*Data to use*.
---*---
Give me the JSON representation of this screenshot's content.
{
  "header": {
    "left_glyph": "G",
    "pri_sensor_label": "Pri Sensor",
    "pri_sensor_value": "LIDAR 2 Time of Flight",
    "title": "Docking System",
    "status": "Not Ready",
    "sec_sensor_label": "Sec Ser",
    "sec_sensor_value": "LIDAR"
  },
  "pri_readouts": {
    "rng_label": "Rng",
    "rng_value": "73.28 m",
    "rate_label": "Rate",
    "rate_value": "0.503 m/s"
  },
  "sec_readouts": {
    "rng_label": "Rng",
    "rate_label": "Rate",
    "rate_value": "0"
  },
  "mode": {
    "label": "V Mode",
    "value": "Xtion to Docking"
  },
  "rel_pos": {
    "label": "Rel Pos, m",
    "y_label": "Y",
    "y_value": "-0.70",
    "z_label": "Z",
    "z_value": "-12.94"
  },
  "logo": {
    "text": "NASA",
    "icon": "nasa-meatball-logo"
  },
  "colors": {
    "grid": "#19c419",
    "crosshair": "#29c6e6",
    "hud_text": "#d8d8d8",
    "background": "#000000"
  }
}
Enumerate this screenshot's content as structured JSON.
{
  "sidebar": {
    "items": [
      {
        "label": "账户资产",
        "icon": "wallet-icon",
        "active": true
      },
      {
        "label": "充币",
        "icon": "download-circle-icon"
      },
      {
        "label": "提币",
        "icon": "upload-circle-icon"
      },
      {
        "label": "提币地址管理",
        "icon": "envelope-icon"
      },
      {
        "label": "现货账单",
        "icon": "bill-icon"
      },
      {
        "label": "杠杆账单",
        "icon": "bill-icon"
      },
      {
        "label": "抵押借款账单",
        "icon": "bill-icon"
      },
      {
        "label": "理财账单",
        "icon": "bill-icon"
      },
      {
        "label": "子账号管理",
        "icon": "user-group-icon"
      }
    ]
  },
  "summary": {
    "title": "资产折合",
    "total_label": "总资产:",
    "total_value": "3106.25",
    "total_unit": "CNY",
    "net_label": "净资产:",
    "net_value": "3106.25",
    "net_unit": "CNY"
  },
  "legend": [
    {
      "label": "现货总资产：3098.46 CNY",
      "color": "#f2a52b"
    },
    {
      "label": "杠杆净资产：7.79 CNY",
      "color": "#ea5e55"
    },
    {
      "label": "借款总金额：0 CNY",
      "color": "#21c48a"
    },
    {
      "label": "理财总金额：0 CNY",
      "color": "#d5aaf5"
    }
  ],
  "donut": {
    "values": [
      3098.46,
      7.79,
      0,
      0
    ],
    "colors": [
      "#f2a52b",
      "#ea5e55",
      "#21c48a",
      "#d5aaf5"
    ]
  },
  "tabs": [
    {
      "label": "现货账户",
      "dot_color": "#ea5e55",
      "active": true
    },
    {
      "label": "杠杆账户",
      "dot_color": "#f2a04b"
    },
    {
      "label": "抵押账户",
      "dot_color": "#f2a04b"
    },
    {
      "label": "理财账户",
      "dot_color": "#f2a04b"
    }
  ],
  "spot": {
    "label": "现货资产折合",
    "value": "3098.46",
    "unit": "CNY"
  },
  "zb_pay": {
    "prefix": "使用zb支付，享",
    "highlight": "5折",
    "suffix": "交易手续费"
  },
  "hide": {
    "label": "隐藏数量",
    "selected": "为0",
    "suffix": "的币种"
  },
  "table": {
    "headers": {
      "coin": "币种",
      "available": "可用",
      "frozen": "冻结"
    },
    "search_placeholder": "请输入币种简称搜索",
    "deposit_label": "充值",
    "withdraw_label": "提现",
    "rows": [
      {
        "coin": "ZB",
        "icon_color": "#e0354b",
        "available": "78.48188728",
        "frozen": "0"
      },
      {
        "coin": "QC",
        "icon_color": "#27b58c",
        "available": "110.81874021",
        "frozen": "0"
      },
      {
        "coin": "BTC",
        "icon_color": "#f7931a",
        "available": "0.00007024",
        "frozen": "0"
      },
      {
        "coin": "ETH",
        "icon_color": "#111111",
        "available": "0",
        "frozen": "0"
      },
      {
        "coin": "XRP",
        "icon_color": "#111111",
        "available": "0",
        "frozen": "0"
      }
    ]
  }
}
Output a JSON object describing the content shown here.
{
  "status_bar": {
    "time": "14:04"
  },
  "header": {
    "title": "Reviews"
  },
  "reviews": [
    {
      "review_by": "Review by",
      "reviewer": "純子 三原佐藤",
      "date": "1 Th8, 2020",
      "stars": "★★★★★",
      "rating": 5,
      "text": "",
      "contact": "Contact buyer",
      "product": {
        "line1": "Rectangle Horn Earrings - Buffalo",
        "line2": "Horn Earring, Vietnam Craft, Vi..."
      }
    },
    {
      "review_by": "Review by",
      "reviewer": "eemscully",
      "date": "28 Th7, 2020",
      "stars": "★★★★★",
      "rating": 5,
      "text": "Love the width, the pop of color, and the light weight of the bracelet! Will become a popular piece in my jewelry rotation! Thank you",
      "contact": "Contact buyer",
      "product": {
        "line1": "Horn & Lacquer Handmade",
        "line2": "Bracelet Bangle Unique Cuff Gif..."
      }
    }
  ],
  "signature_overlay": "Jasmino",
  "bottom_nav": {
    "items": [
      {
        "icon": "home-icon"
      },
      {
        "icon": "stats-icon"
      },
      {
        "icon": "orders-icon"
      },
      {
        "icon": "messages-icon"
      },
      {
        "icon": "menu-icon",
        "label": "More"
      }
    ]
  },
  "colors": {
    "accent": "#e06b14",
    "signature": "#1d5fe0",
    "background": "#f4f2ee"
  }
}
---*---
*Task to complete*.
Check each line above for the string "coin" and show the ones that have it.

*Answer to this task*.
      "coin": "币种",
        "coin": "ZB",
        "coin": "QC",
        "coin": "BTC",
        "coin": "ETH",
        "coin": "XRP",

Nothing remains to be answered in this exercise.